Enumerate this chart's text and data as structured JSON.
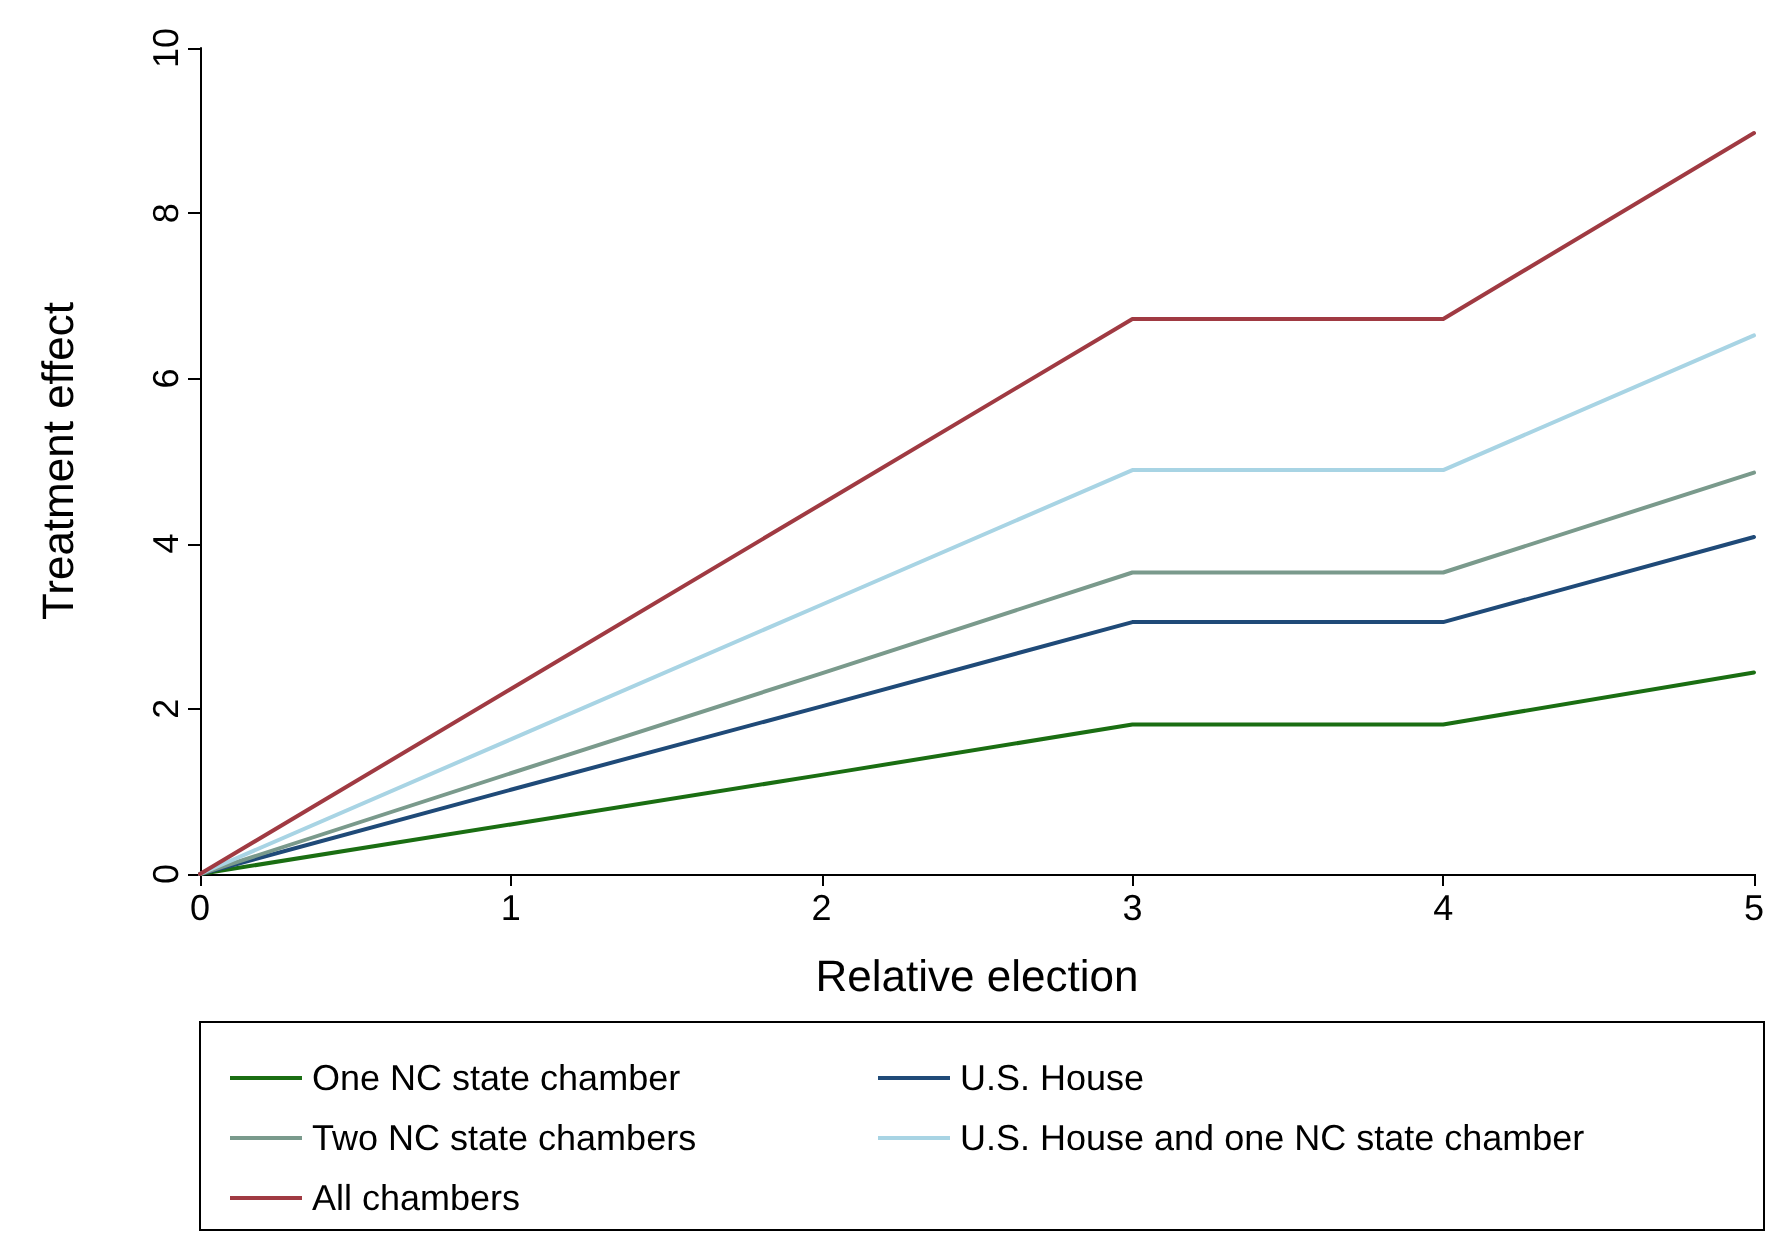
{
  "chart_data": {
    "type": "line",
    "xlabel": "Relative election",
    "ylabel": "Treatment effect",
    "x": [
      0,
      1,
      2,
      3,
      4,
      5
    ],
    "series": [
      {
        "name": "One NC state chamber",
        "color": "#1a6e12",
        "values": [
          0,
          0.6,
          1.2,
          1.81,
          1.81,
          2.44
        ]
      },
      {
        "name": "U.S. House",
        "color": "#1f4a78",
        "values": [
          0,
          1.02,
          2.03,
          3.05,
          3.05,
          4.08
        ]
      },
      {
        "name": "Two NC state chambers",
        "color": "#7a9a8c",
        "values": [
          0,
          1.22,
          2.43,
          3.65,
          3.65,
          4.86
        ]
      },
      {
        "name": "U.S. House and one NC state chamber",
        "color": "#a8d4e4",
        "values": [
          0,
          1.63,
          3.26,
          4.89,
          4.89,
          6.52
        ]
      },
      {
        "name": "All chambers",
        "color": "#a03a42",
        "values": [
          0,
          2.24,
          4.48,
          6.72,
          6.72,
          8.97
        ]
      }
    ],
    "xlim": [
      0,
      5
    ],
    "xticks": [
      0,
      1,
      2,
      3,
      4,
      5
    ],
    "ylim": [
      0,
      10
    ],
    "yticks": [
      0,
      2,
      4,
      6,
      8,
      10
    ],
    "grid": false,
    "legend": "bottom",
    "marker": "none",
    "line_style": "solid"
  }
}
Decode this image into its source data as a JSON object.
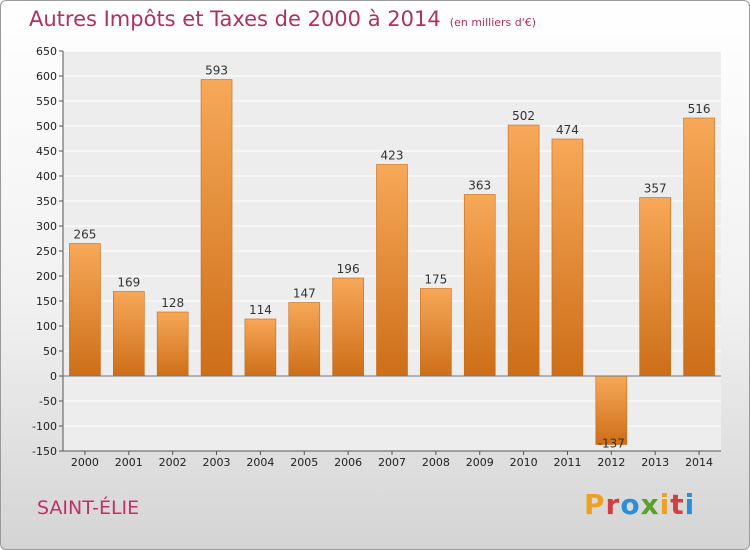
{
  "title": "Autres Impôts et Taxes de 2000 à 2014",
  "unit": "(en milliers d'€)",
  "city": "SAINT-ÉLIE",
  "logo": {
    "text": "Proxiti",
    "colors": [
      "#f0a020",
      "#d04040",
      "#2a8fd6",
      "#5aa02c",
      "#f0a020",
      "#d04040",
      "#2a8fd6"
    ]
  },
  "colors": {
    "bar_light": "#f7a858",
    "bar_dark": "#cd6e18",
    "title": "#b03060"
  },
  "chart_data": {
    "type": "bar",
    "title": "Autres Impôts et Taxes de 2000 à 2014",
    "xlabel": "",
    "ylabel": "",
    "categories": [
      "2000",
      "2001",
      "2002",
      "2003",
      "2004",
      "2005",
      "2006",
      "2007",
      "2008",
      "2009",
      "2010",
      "2011",
      "2012",
      "2013",
      "2014"
    ],
    "values": [
      265,
      169,
      128,
      593,
      114,
      147,
      196,
      423,
      175,
      363,
      502,
      474,
      -137,
      357,
      516
    ],
    "ylim": [
      -150,
      650
    ],
    "yticks": [
      -150,
      -100,
      -50,
      0,
      50,
      100,
      150,
      200,
      250,
      300,
      350,
      400,
      450,
      500,
      550,
      600,
      650
    ],
    "grid": true,
    "legend": "none"
  }
}
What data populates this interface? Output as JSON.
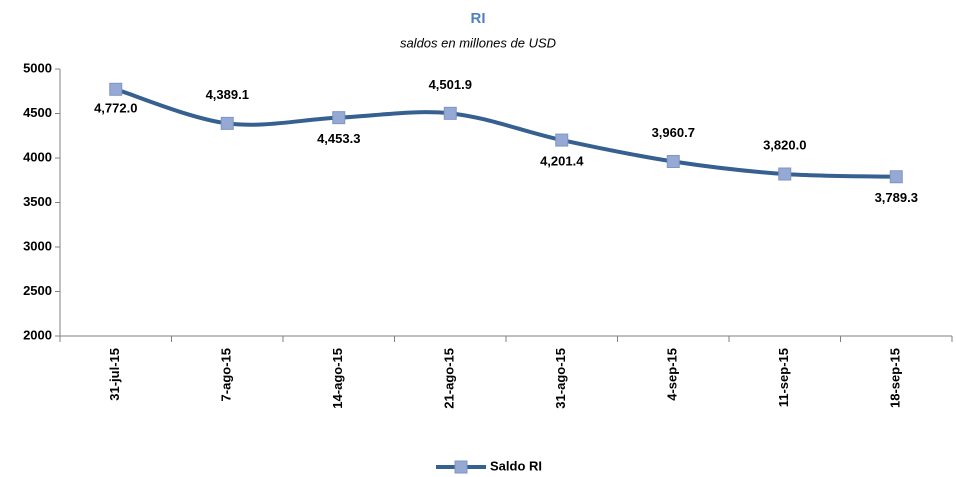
{
  "chart_data": {
    "type": "line",
    "title": "RI",
    "subtitle": "saldos en millones de USD",
    "categories": [
      "31-jul-15",
      "7-ago-15",
      "14-ago-15",
      "21-ago-15",
      "31-ago-15",
      "4-sep-15",
      "11-sep-15",
      "18-sep-15"
    ],
    "series": [
      {
        "name": "Saldo RI",
        "color": "#35608f",
        "marker_color": "#95a9d4",
        "values": [
          4772.0,
          4389.1,
          4453.3,
          4501.9,
          4201.4,
          3960.7,
          3820.0,
          3789.3
        ],
        "value_labels": [
          "4,772.0",
          "4,389.1",
          "4,453.3",
          "4,501.9",
          "4,201.4",
          "3,960.7",
          "3,820.0",
          "3,789.3"
        ]
      }
    ],
    "ylim": [
      2000,
      5000
    ],
    "yticks": [
      2000,
      2500,
      3000,
      3500,
      4000,
      4500,
      5000
    ],
    "grid": false,
    "legend": "bottom"
  }
}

Given request:
Leave out all pictures, then copy the remaining material exactly.

Task solution:
Enumerate this chart's text and data as structured JSON.
{
  "chart_data": {
    "type": "line",
    "xlabel": "Relative election",
    "ylabel": "Treatment effect",
    "x": [
      0,
      1,
      2,
      3,
      4,
      5
    ],
    "series": [
      {
        "name": "One NC state chamber",
        "color": "#1a6e12",
        "values": [
          0,
          0.6,
          1.2,
          1.81,
          1.81,
          2.44
        ]
      },
      {
        "name": "U.S. House",
        "color": "#1f4a78",
        "values": [
          0,
          1.02,
          2.03,
          3.05,
          3.05,
          4.08
        ]
      },
      {
        "name": "Two NC state chambers",
        "color": "#7a9a8c",
        "values": [
          0,
          1.22,
          2.43,
          3.65,
          3.65,
          4.86
        ]
      },
      {
        "name": "U.S. House and one NC state chamber",
        "color": "#a8d4e4",
        "values": [
          0,
          1.63,
          3.26,
          4.89,
          4.89,
          6.52
        ]
      },
      {
        "name": "All chambers",
        "color": "#a03a42",
        "values": [
          0,
          2.24,
          4.48,
          6.72,
          6.72,
          8.97
        ]
      }
    ],
    "xlim": [
      0,
      5
    ],
    "xticks": [
      0,
      1,
      2,
      3,
      4,
      5
    ],
    "ylim": [
      0,
      10
    ],
    "yticks": [
      0,
      2,
      4,
      6,
      8,
      10
    ],
    "grid": false,
    "legend": "bottom",
    "marker": "none",
    "line_style": "solid"
  }
}
Decode this image into its source data as a JSON object.
{
  "title": "Autres Impôts et Taxes de 2000 à 2014",
  "unit": "(en milliers d'€)",
  "city": "SAINT-ÉLIE",
  "logo": {
    "text": "Proxiti",
    "colors": [
      "#f0a020",
      "#d04040",
      "#2a8fd6",
      "#5aa02c",
      "#f0a020",
      "#d04040",
      "#2a8fd6"
    ]
  },
  "colors": {
    "bar_light": "#f7a858",
    "bar_dark": "#cd6e18",
    "title": "#b03060"
  },
  "chart_data": {
    "type": "bar",
    "title": "Autres Impôts et Taxes de 2000 à 2014",
    "xlabel": "",
    "ylabel": "",
    "categories": [
      "2000",
      "2001",
      "2002",
      "2003",
      "2004",
      "2005",
      "2006",
      "2007",
      "2008",
      "2009",
      "2010",
      "2011",
      "2012",
      "2013",
      "2014"
    ],
    "values": [
      265,
      169,
      128,
      593,
      114,
      147,
      196,
      423,
      175,
      363,
      502,
      474,
      -137,
      357,
      516
    ],
    "ylim": [
      -150,
      650
    ],
    "yticks": [
      -150,
      -100,
      -50,
      0,
      50,
      100,
      150,
      200,
      250,
      300,
      350,
      400,
      450,
      500,
      550,
      600,
      650
    ],
    "grid": true,
    "legend": "none"
  }
}
What data populates this interface? Output as JSON.
{
  "chart_data": {
    "type": "line",
    "title": "RI",
    "subtitle": "saldos en millones de USD",
    "categories": [
      "31-jul-15",
      "7-ago-15",
      "14-ago-15",
      "21-ago-15",
      "31-ago-15",
      "4-sep-15",
      "11-sep-15",
      "18-sep-15"
    ],
    "series": [
      {
        "name": "Saldo RI",
        "color": "#35608f",
        "marker_color": "#95a9d4",
        "values": [
          4772.0,
          4389.1,
          4453.3,
          4501.9,
          4201.4,
          3960.7,
          3820.0,
          3789.3
        ],
        "value_labels": [
          "4,772.0",
          "4,389.1",
          "4,453.3",
          "4,501.9",
          "4,201.4",
          "3,960.7",
          "3,820.0",
          "3,789.3"
        ]
      }
    ],
    "ylim": [
      2000,
      5000
    ],
    "yticks": [
      2000,
      2500,
      3000,
      3500,
      4000,
      4500,
      5000
    ],
    "grid": false,
    "legend": "bottom"
  }
}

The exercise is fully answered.